## Start Dataset rows
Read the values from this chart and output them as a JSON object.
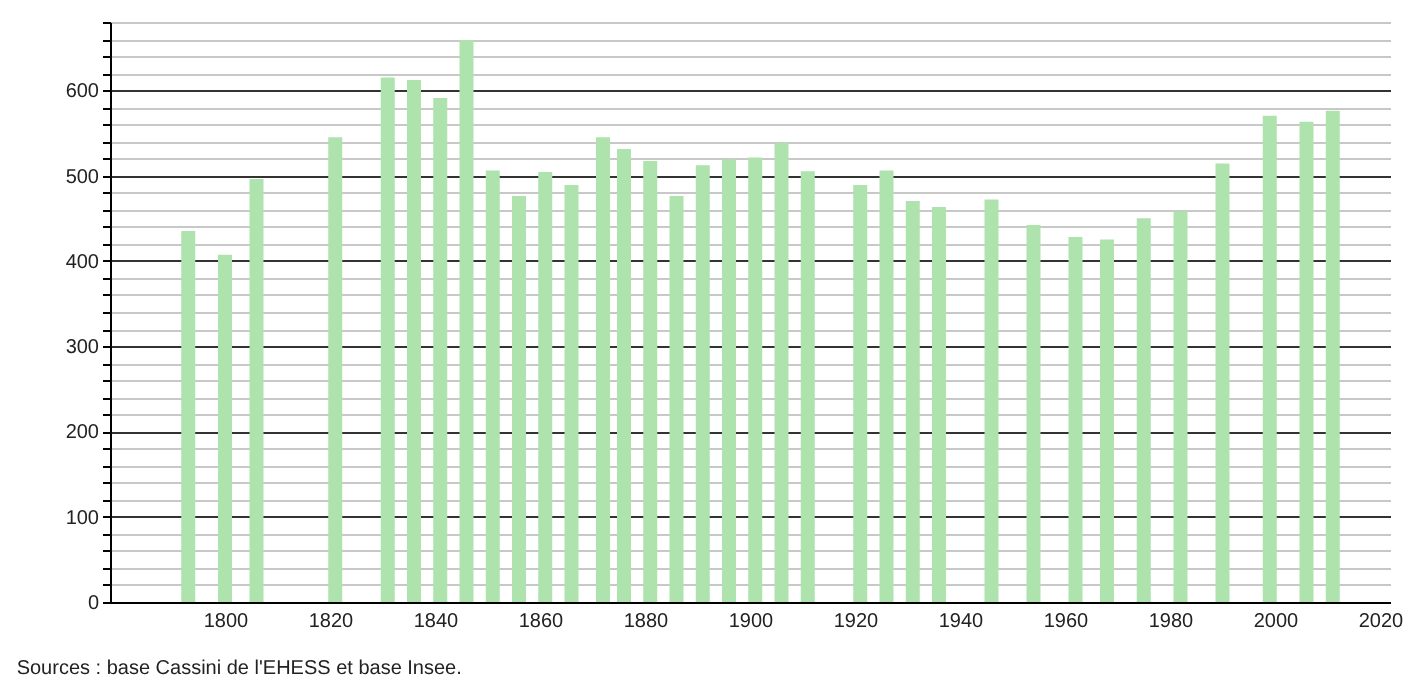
{
  "chart_data": {
    "type": "bar",
    "x": [
      1793,
      1800,
      1806,
      1821,
      1831,
      1836,
      1841,
      1846,
      1851,
      1856,
      1861,
      1866,
      1872,
      1876,
      1881,
      1886,
      1891,
      1896,
      1901,
      1906,
      1911,
      1921,
      1926,
      1931,
      1936,
      1946,
      1954,
      1962,
      1968,
      1975,
      1982,
      1990,
      1999,
      2006,
      2011
    ],
    "values": [
      435,
      407,
      496,
      545,
      615,
      612,
      591,
      659,
      506,
      476,
      504,
      489,
      545,
      531,
      517,
      476,
      512,
      519,
      521,
      538,
      505,
      489,
      506,
      470,
      463,
      472,
      442,
      428,
      425,
      450,
      458,
      514,
      570,
      563,
      576
    ],
    "color": "#aee3ae",
    "xlim": [
      1780,
      2020
    ],
    "xticks": [
      1800,
      1820,
      1840,
      1860,
      1880,
      1900,
      1920,
      1940,
      1960,
      1980,
      2000,
      2020
    ],
    "ylim": [
      0,
      680
    ],
    "yticks": [
      0,
      {
        "value": 20,
        "label": null
      },
      {
        "value": 40,
        "label": null
      },
      {
        "value": 60,
        "label": null
      },
      {
        "value": 80,
        "label": null
      },
      100,
      {
        "value": 120,
        "label": null
      },
      {
        "value": 140,
        "label": null
      },
      {
        "value": 160,
        "label": null
      },
      {
        "value": 180,
        "label": null
      },
      200,
      {
        "value": 220,
        "label": null
      },
      {
        "value": 240,
        "label": null
      },
      {
        "value": 260,
        "label": null
      },
      {
        "value": 280,
        "label": null
      },
      300,
      {
        "value": 320,
        "label": null
      },
      {
        "value": 340,
        "label": null
      },
      {
        "value": 360,
        "label": null
      },
      {
        "value": 380,
        "label": null
      },
      400,
      {
        "value": 420,
        "label": null
      },
      {
        "value": 440,
        "label": null
      },
      {
        "value": 460,
        "label": null
      },
      {
        "value": 480,
        "label": null
      },
      500,
      {
        "value": 520,
        "label": null
      },
      {
        "value": 540,
        "label": null
      },
      {
        "value": 560,
        "label": null
      },
      {
        "value": 580,
        "label": null
      },
      600,
      {
        "value": 620,
        "label": null
      },
      {
        "value": 640,
        "label": null
      },
      {
        "value": 660,
        "label": null
      },
      {
        "value": 680,
        "label": null
      }
    ],
    "grid": "y",
    "annotations": [
      "Sources : base Cassini de l'EHESS et base Insee."
    ]
  }
}
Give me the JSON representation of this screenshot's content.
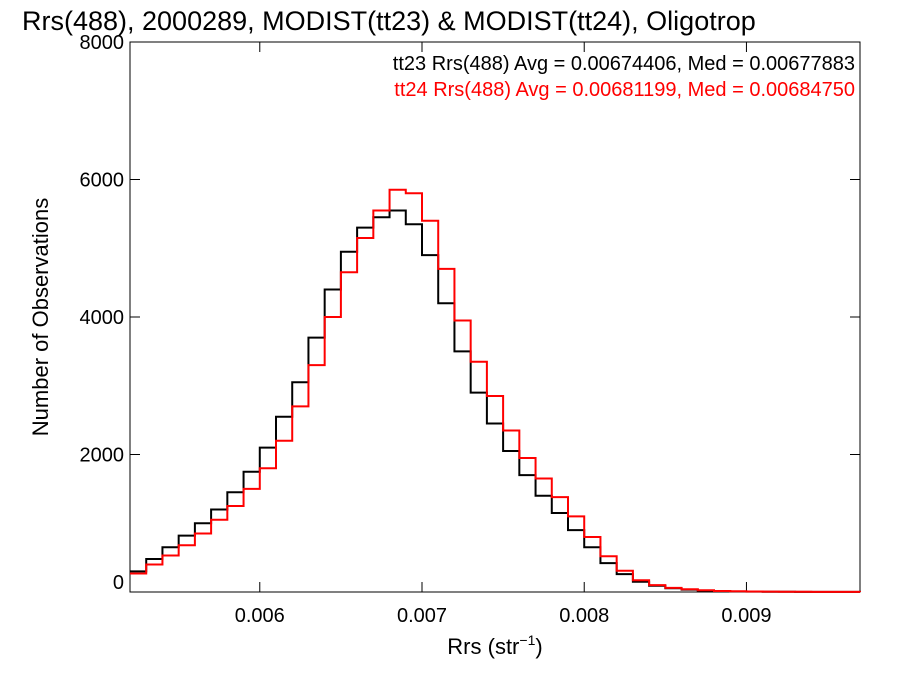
{
  "chart_data": {
    "type": "line",
    "title": "Rrs(488), 2000289, MODIST(tt23) & MODIST(tt24), Oligotrop",
    "xlabel": {
      "main": "Rrs (str",
      "sup": "−1",
      "close": ")"
    },
    "ylabel": "Number of Observations",
    "xlim": [
      0.0052,
      0.0097
    ],
    "ylim": [
      0,
      8000
    ],
    "grid": false,
    "step": true,
    "legend_position": "top-right",
    "xticks": [
      {
        "value": 0.006,
        "label": "0.006"
      },
      {
        "value": 0.007,
        "label": "0.007"
      },
      {
        "value": 0.008,
        "label": "0.008"
      },
      {
        "value": 0.009,
        "label": "0.009"
      }
    ],
    "yticks": [
      {
        "value": 0,
        "label": "0"
      },
      {
        "value": 2000,
        "label": "2000"
      },
      {
        "value": 4000,
        "label": "4000"
      },
      {
        "value": 6000,
        "label": "6000"
      },
      {
        "value": 8000,
        "label": "8000"
      }
    ],
    "series": [
      {
        "legend": "tt23 Rrs(488) Avg = 0.00674406, Med = 0.00677883",
        "color": "#000000",
        "x": [
          0.0052,
          0.0053,
          0.0054,
          0.0055,
          0.0056,
          0.0057,
          0.0058,
          0.0059,
          0.006,
          0.0061,
          0.0062,
          0.0063,
          0.0064,
          0.0065,
          0.0066,
          0.0067,
          0.0068,
          0.0069,
          0.007,
          0.0071,
          0.0072,
          0.0073,
          0.0074,
          0.0075,
          0.0076,
          0.0077,
          0.0078,
          0.0079,
          0.008,
          0.0081,
          0.0082,
          0.0083,
          0.0084,
          0.0085,
          0.0086,
          0.0087,
          0.0088,
          0.0089,
          0.009,
          0.0091,
          0.0092,
          0.0093,
          0.0094,
          0.0095,
          0.0096,
          0.0097
        ],
        "y": [
          300,
          480,
          650,
          820,
          1000,
          1200,
          1450,
          1750,
          2100,
          2550,
          3050,
          3700,
          4400,
          4950,
          5300,
          5450,
          5550,
          5350,
          4900,
          4200,
          3500,
          2900,
          2450,
          2050,
          1700,
          1400,
          1150,
          900,
          650,
          420,
          260,
          150,
          90,
          55,
          35,
          20,
          12,
          8,
          5,
          4,
          3,
          2,
          2,
          1,
          1,
          0
        ]
      },
      {
        "legend": "tt24 Rrs(488) Avg = 0.00681199, Med = 0.00684750",
        "color": "#ff0000",
        "x": [
          0.0052,
          0.0053,
          0.0054,
          0.0055,
          0.0056,
          0.0057,
          0.0058,
          0.0059,
          0.006,
          0.0061,
          0.0062,
          0.0063,
          0.0064,
          0.0065,
          0.0066,
          0.0067,
          0.0068,
          0.0069,
          0.007,
          0.0071,
          0.0072,
          0.0073,
          0.0074,
          0.0075,
          0.0076,
          0.0077,
          0.0078,
          0.0079,
          0.008,
          0.0081,
          0.0082,
          0.0083,
          0.0084,
          0.0085,
          0.0086,
          0.0087,
          0.0088,
          0.0089,
          0.009,
          0.0091,
          0.0092,
          0.0093,
          0.0094,
          0.0095,
          0.0096,
          0.0097
        ],
        "y": [
          270,
          400,
          530,
          680,
          850,
          1050,
          1250,
          1500,
          1800,
          2200,
          2700,
          3300,
          4000,
          4650,
          5150,
          5550,
          5850,
          5800,
          5400,
          4700,
          3950,
          3350,
          2850,
          2350,
          1950,
          1650,
          1380,
          1100,
          800,
          520,
          310,
          170,
          100,
          60,
          40,
          25,
          15,
          10,
          7,
          5,
          4,
          3,
          2,
          1,
          1,
          0
        ]
      }
    ]
  }
}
## End Dataset rows
Short problem =
Images in the data above are to be skipped. Retype all other material exactly.

Finished task =
Read the values from this chart and output them as a JSON object.
{
  "chart_data": {
    "type": "bar",
    "x": [
      1793,
      1800,
      1806,
      1821,
      1831,
      1836,
      1841,
      1846,
      1851,
      1856,
      1861,
      1866,
      1872,
      1876,
      1881,
      1886,
      1891,
      1896,
      1901,
      1906,
      1911,
      1921,
      1926,
      1931,
      1936,
      1946,
      1954,
      1962,
      1968,
      1975,
      1982,
      1990,
      1999,
      2006,
      2011
    ],
    "values": [
      435,
      407,
      496,
      545,
      615,
      612,
      591,
      659,
      506,
      476,
      504,
      489,
      545,
      531,
      517,
      476,
      512,
      519,
      521,
      538,
      505,
      489,
      506,
      470,
      463,
      472,
      442,
      428,
      425,
      450,
      458,
      514,
      570,
      563,
      576
    ],
    "color": "#aee3ae",
    "xlim": [
      1780,
      2020
    ],
    "xticks": [
      1800,
      1820,
      1840,
      1860,
      1880,
      1900,
      1920,
      1940,
      1960,
      1980,
      2000,
      2020
    ],
    "ylim": [
      0,
      680
    ],
    "yticks": [
      0,
      {
        "value": 20,
        "label": null
      },
      {
        "value": 40,
        "label": null
      },
      {
        "value": 60,
        "label": null
      },
      {
        "value": 80,
        "label": null
      },
      100,
      {
        "value": 120,
        "label": null
      },
      {
        "value": 140,
        "label": null
      },
      {
        "value": 160,
        "label": null
      },
      {
        "value": 180,
        "label": null
      },
      200,
      {
        "value": 220,
        "label": null
      },
      {
        "value": 240,
        "label": null
      },
      {
        "value": 260,
        "label": null
      },
      {
        "value": 280,
        "label": null
      },
      300,
      {
        "value": 320,
        "label": null
      },
      {
        "value": 340,
        "label": null
      },
      {
        "value": 360,
        "label": null
      },
      {
        "value": 380,
        "label": null
      },
      400,
      {
        "value": 420,
        "label": null
      },
      {
        "value": 440,
        "label": null
      },
      {
        "value": 460,
        "label": null
      },
      {
        "value": 480,
        "label": null
      },
      500,
      {
        "value": 520,
        "label": null
      },
      {
        "value": 540,
        "label": null
      },
      {
        "value": 560,
        "label": null
      },
      {
        "value": 580,
        "label": null
      },
      600,
      {
        "value": 620,
        "label": null
      },
      {
        "value": 640,
        "label": null
      },
      {
        "value": 660,
        "label": null
      },
      {
        "value": 680,
        "label": null
      }
    ],
    "grid": "y",
    "annotations": [
      "Sources : base Cassini de l'EHESS et base Insee."
    ]
  }
}
Give me the JSON representation of this screenshot's content.
{
  "chart_data": {
    "type": "line",
    "title": "Rrs(488), 2000289, MODIST(tt23) & MODIST(tt24), Oligotrop",
    "xlabel": {
      "main": "Rrs (str",
      "sup": "−1",
      "close": ")"
    },
    "ylabel": "Number of Observations",
    "xlim": [
      0.0052,
      0.0097
    ],
    "ylim": [
      0,
      8000
    ],
    "grid": false,
    "step": true,
    "legend_position": "top-right",
    "xticks": [
      {
        "value": 0.006,
        "label": "0.006"
      },
      {
        "value": 0.007,
        "label": "0.007"
      },
      {
        "value": 0.008,
        "label": "0.008"
      },
      {
        "value": 0.009,
        "label": "0.009"
      }
    ],
    "yticks": [
      {
        "value": 0,
        "label": "0"
      },
      {
        "value": 2000,
        "label": "2000"
      },
      {
        "value": 4000,
        "label": "4000"
      },
      {
        "value": 6000,
        "label": "6000"
      },
      {
        "value": 8000,
        "label": "8000"
      }
    ],
    "series": [
      {
        "legend": "tt23 Rrs(488) Avg = 0.00674406, Med = 0.00677883",
        "color": "#000000",
        "x": [
          0.0052,
          0.0053,
          0.0054,
          0.0055,
          0.0056,
          0.0057,
          0.0058,
          0.0059,
          0.006,
          0.0061,
          0.0062,
          0.0063,
          0.0064,
          0.0065,
          0.0066,
          0.0067,
          0.0068,
          0.0069,
          0.007,
          0.0071,
          0.0072,
          0.0073,
          0.0074,
          0.0075,
          0.0076,
          0.0077,
          0.0078,
          0.0079,
          0.008,
          0.0081,
          0.0082,
          0.0083,
          0.0084,
          0.0085,
          0.0086,
          0.0087,
          0.0088,
          0.0089,
          0.009,
          0.0091,
          0.0092,
          0.0093,
          0.0094,
          0.0095,
          0.0096,
          0.0097
        ],
        "y": [
          300,
          480,
          650,
          820,
          1000,
          1200,
          1450,
          1750,
          2100,
          2550,
          3050,
          3700,
          4400,
          4950,
          5300,
          5450,
          5550,
          5350,
          4900,
          4200,
          3500,
          2900,
          2450,
          2050,
          1700,
          1400,
          1150,
          900,
          650,
          420,
          260,
          150,
          90,
          55,
          35,
          20,
          12,
          8,
          5,
          4,
          3,
          2,
          2,
          1,
          1,
          0
        ]
      },
      {
        "legend": "tt24 Rrs(488) Avg = 0.00681199, Med = 0.00684750",
        "color": "#ff0000",
        "x": [
          0.0052,
          0.0053,
          0.0054,
          0.0055,
          0.0056,
          0.0057,
          0.0058,
          0.0059,
          0.006,
          0.0061,
          0.0062,
          0.0063,
          0.0064,
          0.0065,
          0.0066,
          0.0067,
          0.0068,
          0.0069,
          0.007,
          0.0071,
          0.0072,
          0.0073,
          0.0074,
          0.0075,
          0.0076,
          0.0077,
          0.0078,
          0.0079,
          0.008,
          0.0081,
          0.0082,
          0.0083,
          0.0084,
          0.0085,
          0.0086,
          0.0087,
          0.0088,
          0.0089,
          0.009,
          0.0091,
          0.0092,
          0.0093,
          0.0094,
          0.0095,
          0.0096,
          0.0097
        ],
        "y": [
          270,
          400,
          530,
          680,
          850,
          1050,
          1250,
          1500,
          1800,
          2200,
          2700,
          3300,
          4000,
          4650,
          5150,
          5550,
          5850,
          5800,
          5400,
          4700,
          3950,
          3350,
          2850,
          2350,
          1950,
          1650,
          1380,
          1100,
          800,
          520,
          310,
          170,
          100,
          60,
          40,
          25,
          15,
          10,
          7,
          5,
          4,
          3,
          2,
          1,
          1,
          0
        ]
      }
    ]
  }
}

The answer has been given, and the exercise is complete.